SHORT PROBLEM ::
Leave out the pictures and copy the remaining records exactly.

»»

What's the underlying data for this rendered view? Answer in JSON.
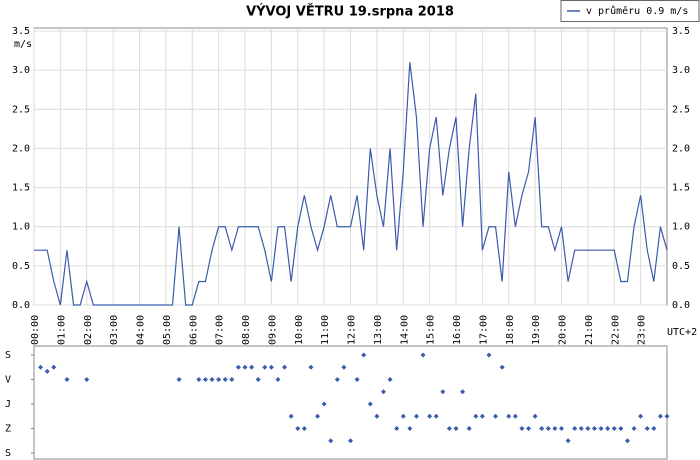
{
  "chart_data": [
    {
      "type": "line",
      "title": "VÝVOJ VĚTRU  19.srpna 2018",
      "y_label": "m/s",
      "x_label": "UTC+2",
      "series": [
        {
          "name": "v průměru 0.9 m/s",
          "color": "#3a5cad",
          "values": [
            0.7,
            0.7,
            0.7,
            0.3,
            0,
            0.7,
            0,
            0,
            0.3,
            0,
            0,
            0,
            0,
            0,
            0,
            0,
            0,
            0,
            0,
            0,
            0,
            0,
            1,
            0,
            0,
            0.3,
            0.3,
            0.7,
            1,
            1,
            0.7,
            1,
            1,
            1,
            1,
            0.7,
            0.3,
            1,
            1,
            0.3,
            1,
            1.4,
            1,
            0.7,
            1,
            1.4,
            1,
            1,
            1,
            1.4,
            0.7,
            2,
            1.4,
            1,
            2,
            0.7,
            1.7,
            3.1,
            2.4,
            1,
            2,
            2.4,
            1.4,
            2,
            2.4,
            1,
            2,
            2.7,
            0.7,
            1,
            1,
            0.3,
            1.7,
            1,
            1.4,
            1.7,
            2.4,
            1,
            1,
            0.7,
            1,
            0.3,
            0.7,
            0.7,
            0.7,
            0.7,
            0.7,
            0.7,
            0.7,
            0.3,
            0.3,
            1,
            1.4,
            0.7,
            0.3,
            1,
            0.7
          ]
        }
      ],
      "x": [
        0,
        0.25,
        0.5,
        0.75,
        1,
        1.25,
        1.5,
        1.75,
        2,
        2.25,
        2.5,
        2.75,
        3,
        3.25,
        3.5,
        3.75,
        4,
        4.25,
        4.5,
        4.75,
        5,
        5.25,
        5.5,
        5.75,
        6,
        6.25,
        6.5,
        6.75,
        7,
        7.25,
        7.5,
        7.75,
        8,
        8.25,
        8.5,
        8.75,
        9,
        9.25,
        9.5,
        9.75,
        10,
        10.25,
        10.5,
        10.75,
        11,
        11.25,
        11.5,
        11.75,
        12,
        12.25,
        12.5,
        12.75,
        13,
        13.25,
        13.5,
        13.75,
        14,
        14.25,
        14.5,
        14.75,
        15,
        15.25,
        15.5,
        15.75,
        16,
        16.25,
        16.5,
        16.75,
        17,
        17.25,
        17.5,
        17.75,
        18,
        18.25,
        18.5,
        18.75,
        19,
        19.25,
        19.5,
        19.75,
        20,
        20.25,
        20.5,
        20.75,
        21,
        21.25,
        21.5,
        21.75,
        22,
        22.25,
        22.5,
        22.75,
        23,
        23.25,
        23.5,
        23.75,
        24
      ],
      "xlim": [
        0,
        24
      ],
      "xticks": [
        {
          "value": 0,
          "label": "00:00"
        },
        {
          "value": 1,
          "label": "01:00"
        },
        {
          "value": 2,
          "label": "02:00"
        },
        {
          "value": 3,
          "label": "03:00"
        },
        {
          "value": 4,
          "label": "04:00"
        },
        {
          "value": 5,
          "label": "05:00"
        },
        {
          "value": 6,
          "label": "06:00"
        },
        {
          "value": 7,
          "label": "07:00"
        },
        {
          "value": 8,
          "label": "08:00"
        },
        {
          "value": 9,
          "label": "09:00"
        },
        {
          "value": 10,
          "label": "10:00"
        },
        {
          "value": 11,
          "label": "11:00"
        },
        {
          "value": 12,
          "label": "12:00"
        },
        {
          "value": 13,
          "label": "13:00"
        },
        {
          "value": 14,
          "label": "14:00"
        },
        {
          "value": 15,
          "label": "15:00"
        },
        {
          "value": 16,
          "label": "16:00"
        },
        {
          "value": 17,
          "label": "17:00"
        },
        {
          "value": 18,
          "label": "18:00"
        },
        {
          "value": 19,
          "label": "19:00"
        },
        {
          "value": 20,
          "label": "20:00"
        },
        {
          "value": 21,
          "label": "21:00"
        },
        {
          "value": 22,
          "label": "22:00"
        },
        {
          "value": 23,
          "label": "23:00"
        }
      ],
      "ylim": [
        0,
        3.5
      ],
      "yticks": [
        {
          "value": 0,
          "label": "0.0"
        },
        {
          "value": 0.5,
          "label": "0.5"
        },
        {
          "value": 1,
          "label": "1.0"
        },
        {
          "value": 1.5,
          "label": "1.5"
        },
        {
          "value": 2,
          "label": "2.0"
        },
        {
          "value": 2.5,
          "label": "2.5"
        },
        {
          "value": 3,
          "label": "3.0"
        },
        {
          "value": 3.5,
          "label": "3.5"
        }
      ],
      "grid": true,
      "legend": "top-right"
    },
    {
      "type": "scatter",
      "color": "#3a5cad",
      "values": [
        null,
        45,
        60,
        45,
        null,
        90,
        null,
        null,
        90,
        null,
        null,
        null,
        null,
        null,
        null,
        null,
        null,
        null,
        null,
        null,
        null,
        null,
        90,
        null,
        null,
        90,
        90,
        90,
        90,
        90,
        90,
        45,
        45,
        45,
        90,
        45,
        45,
        90,
        45,
        225,
        270,
        270,
        45,
        225,
        180,
        315,
        90,
        45,
        315,
        90,
        0,
        180,
        225,
        135,
        90,
        270,
        225,
        270,
        225,
        0,
        225,
        225,
        135,
        270,
        270,
        135,
        270,
        225,
        225,
        0,
        225,
        45,
        225,
        225,
        270,
        270,
        225,
        270,
        270,
        270,
        270,
        315,
        270,
        270,
        270,
        270,
        270,
        270,
        270,
        270,
        315,
        270,
        225,
        270,
        270,
        225,
        225
      ],
      "x": [
        0,
        0.25,
        0.5,
        0.75,
        1,
        1.25,
        1.5,
        1.75,
        2,
        2.25,
        2.5,
        2.75,
        3,
        3.25,
        3.5,
        3.75,
        4,
        4.25,
        4.5,
        4.75,
        5,
        5.25,
        5.5,
        5.75,
        6,
        6.25,
        6.5,
        6.75,
        7,
        7.25,
        7.5,
        7.75,
        8,
        8.25,
        8.5,
        8.75,
        9,
        9.25,
        9.5,
        9.75,
        10,
        10.25,
        10.5,
        10.75,
        11,
        11.25,
        11.5,
        11.75,
        12,
        12.25,
        12.5,
        12.75,
        13,
        13.25,
        13.5,
        13.75,
        14,
        14.25,
        14.5,
        14.75,
        15,
        15.25,
        15.5,
        15.75,
        16,
        16.25,
        16.5,
        16.75,
        17,
        17.25,
        17.5,
        17.75,
        18,
        18.25,
        18.5,
        18.75,
        19,
        19.25,
        19.5,
        19.75,
        20,
        20.25,
        20.5,
        20.75,
        21,
        21.25,
        21.5,
        21.75,
        22,
        22.25,
        22.5,
        22.75,
        23,
        23.25,
        23.5,
        23.75,
        24
      ],
      "xlim": [
        0,
        24
      ],
      "ylim": [
        0,
        360
      ],
      "y_reversed": true,
      "yticks": [
        {
          "value": 0,
          "label": "S"
        },
        {
          "value": 90,
          "label": "V"
        },
        {
          "value": 180,
          "label": "J"
        },
        {
          "value": 270,
          "label": "Z"
        },
        {
          "value": 360,
          "label": "S"
        }
      ]
    }
  ]
}
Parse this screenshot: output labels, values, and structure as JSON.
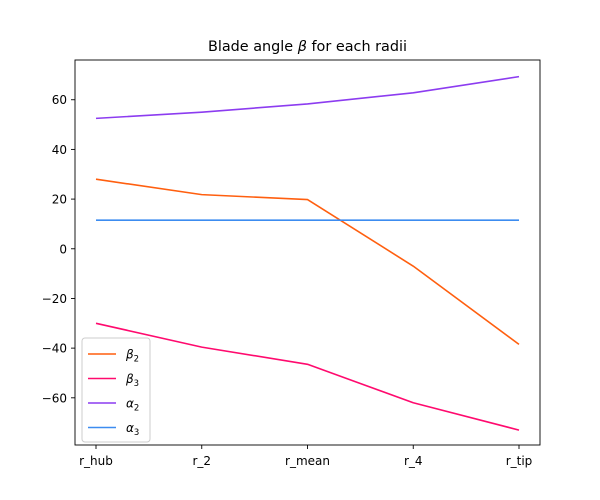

««

FINISHED EXERCISE ::
What's the underlying data for this rendered view? Answer in JSON.
{
  "chart_data": [
    {
      "type": "line",
      "title": "VÝVOJ VĚTRU  19.srpna 2018",
      "y_label": "m/s",
      "x_label": "UTC+2",
      "series": [
        {
          "name": "v průměru 0.9 m/s",
          "color": "#3a5cad",
          "values": [
            0.7,
            0.7,
            0.7,
            0.3,
            0,
            0.7,
            0,
            0,
            0.3,
            0,
            0,
            0,
            0,
            0,
            0,
            0,
            0,
            0,
            0,
            0,
            0,
            0,
            1,
            0,
            0,
            0.3,
            0.3,
            0.7,
            1,
            1,
            0.7,
            1,
            1,
            1,
            1,
            0.7,
            0.3,
            1,
            1,
            0.3,
            1,
            1.4,
            1,
            0.7,
            1,
            1.4,
            1,
            1,
            1,
            1.4,
            0.7,
            2,
            1.4,
            1,
            2,
            0.7,
            1.7,
            3.1,
            2.4,
            1,
            2,
            2.4,
            1.4,
            2,
            2.4,
            1,
            2,
            2.7,
            0.7,
            1,
            1,
            0.3,
            1.7,
            1,
            1.4,
            1.7,
            2.4,
            1,
            1,
            0.7,
            1,
            0.3,
            0.7,
            0.7,
            0.7,
            0.7,
            0.7,
            0.7,
            0.7,
            0.3,
            0.3,
            1,
            1.4,
            0.7,
            0.3,
            1,
            0.7
          ]
        }
      ],
      "x": [
        0,
        0.25,
        0.5,
        0.75,
        1,
        1.25,
        1.5,
        1.75,
        2,
        2.25,
        2.5,
        2.75,
        3,
        3.25,
        3.5,
        3.75,
        4,
        4.25,
        4.5,
        4.75,
        5,
        5.25,
        5.5,
        5.75,
        6,
        6.25,
        6.5,
        6.75,
        7,
        7.25,
        7.5,
        7.75,
        8,
        8.25,
        8.5,
        8.75,
        9,
        9.25,
        9.5,
        9.75,
        10,
        10.25,
        10.5,
        10.75,
        11,
        11.25,
        11.5,
        11.75,
        12,
        12.25,
        12.5,
        12.75,
        13,
        13.25,
        13.5,
        13.75,
        14,
        14.25,
        14.5,
        14.75,
        15,
        15.25,
        15.5,
        15.75,
        16,
        16.25,
        16.5,
        16.75,
        17,
        17.25,
        17.5,
        17.75,
        18,
        18.25,
        18.5,
        18.75,
        19,
        19.25,
        19.5,
        19.75,
        20,
        20.25,
        20.5,
        20.75,
        21,
        21.25,
        21.5,
        21.75,
        22,
        22.25,
        22.5,
        22.75,
        23,
        23.25,
        23.5,
        23.75,
        24
      ],
      "xlim": [
        0,
        24
      ],
      "xticks": [
        {
          "value": 0,
          "label": "00:00"
        },
        {
          "value": 1,
          "label": "01:00"
        },
        {
          "value": 2,
          "label": "02:00"
        },
        {
          "value": 3,
          "label": "03:00"
        },
        {
          "value": 4,
          "label": "04:00"
        },
        {
          "value": 5,
          "label": "05:00"
        },
        {
          "value": 6,
          "label": "06:00"
        },
        {
          "value": 7,
          "label": "07:00"
        },
        {
          "value": 8,
          "label": "08:00"
        },
        {
          "value": 9,
          "label": "09:00"
        },
        {
          "value": 10,
          "label": "10:00"
        },
        {
          "value": 11,
          "label": "11:00"
        },
        {
          "value": 12,
          "label": "12:00"
        },
        {
          "value": 13,
          "label": "13:00"
        },
        {
          "value": 14,
          "label": "14:00"
        },
        {
          "value": 15,
          "label": "15:00"
        },
        {
          "value": 16,
          "label": "16:00"
        },
        {
          "value": 17,
          "label": "17:00"
        },
        {
          "value": 18,
          "label": "18:00"
        },
        {
          "value": 19,
          "label": "19:00"
        },
        {
          "value": 20,
          "label": "20:00"
        },
        {
          "value": 21,
          "label": "21:00"
        },
        {
          "value": 22,
          "label": "22:00"
        },
        {
          "value": 23,
          "label": "23:00"
        }
      ],
      "ylim": [
        0,
        3.5
      ],
      "yticks": [
        {
          "value": 0,
          "label": "0.0"
        },
        {
          "value": 0.5,
          "label": "0.5"
        },
        {
          "value": 1,
          "label": "1.0"
        },
        {
          "value": 1.5,
          "label": "1.5"
        },
        {
          "value": 2,
          "label": "2.0"
        },
        {
          "value": 2.5,
          "label": "2.5"
        },
        {
          "value": 3,
          "label": "3.0"
        },
        {
          "value": 3.5,
          "label": "3.5"
        }
      ],
      "grid": true,
      "legend": "top-right"
    },
    {
      "type": "scatter",
      "color": "#3a5cad",
      "values": [
        null,
        45,
        60,
        45,
        null,
        90,
        null,
        null,
        90,
        null,
        null,
        null,
        null,
        null,
        null,
        null,
        null,
        null,
        null,
        null,
        null,
        null,
        90,
        null,
        null,
        90,
        90,
        90,
        90,
        90,
        90,
        45,
        45,
        45,
        90,
        45,
        45,
        90,
        45,
        225,
        270,
        270,
        45,
        225,
        180,
        315,
        90,
        45,
        315,
        90,
        0,
        180,
        225,
        135,
        90,
        270,
        225,
        270,
        225,
        0,
        225,
        225,
        135,
        270,
        270,
        135,
        270,
        225,
        225,
        0,
        225,
        45,
        225,
        225,
        270,
        270,
        225,
        270,
        270,
        270,
        270,
        315,
        270,
        270,
        270,
        270,
        270,
        270,
        270,
        270,
        315,
        270,
        225,
        270,
        270,
        225,
        225
      ],
      "x": [
        0,
        0.25,
        0.5,
        0.75,
        1,
        1.25,
        1.5,
        1.75,
        2,
        2.25,
        2.5,
        2.75,
        3,
        3.25,
        3.5,
        3.75,
        4,
        4.25,
        4.5,
        4.75,
        5,
        5.25,
        5.5,
        5.75,
        6,
        6.25,
        6.5,
        6.75,
        7,
        7.25,
        7.5,
        7.75,
        8,
        8.25,
        8.5,
        8.75,
        9,
        9.25,
        9.5,
        9.75,
        10,
        10.25,
        10.5,
        10.75,
        11,
        11.25,
        11.5,
        11.75,
        12,
        12.25,
        12.5,
        12.75,
        13,
        13.25,
        13.5,
        13.75,
        14,
        14.25,
        14.5,
        14.75,
        15,
        15.25,
        15.5,
        15.75,
        16,
        16.25,
        16.5,
        16.75,
        17,
        17.25,
        17.5,
        17.75,
        18,
        18.25,
        18.5,
        18.75,
        19,
        19.25,
        19.5,
        19.75,
        20,
        20.25,
        20.5,
        20.75,
        21,
        21.25,
        21.5,
        21.75,
        22,
        22.25,
        22.5,
        22.75,
        23,
        23.25,
        23.5,
        23.75,
        24
      ],
      "xlim": [
        0,
        24
      ],
      "ylim": [
        0,
        360
      ],
      "y_reversed": true,
      "yticks": [
        {
          "value": 0,
          "label": "S"
        },
        {
          "value": 90,
          "label": "V"
        },
        {
          "value": 180,
          "label": "J"
        },
        {
          "value": 270,
          "label": "Z"
        },
        {
          "value": 360,
          "label": "S"
        }
      ]
    }
  ]
}
Parse this screenshot: output labels, values, and structure as JSON.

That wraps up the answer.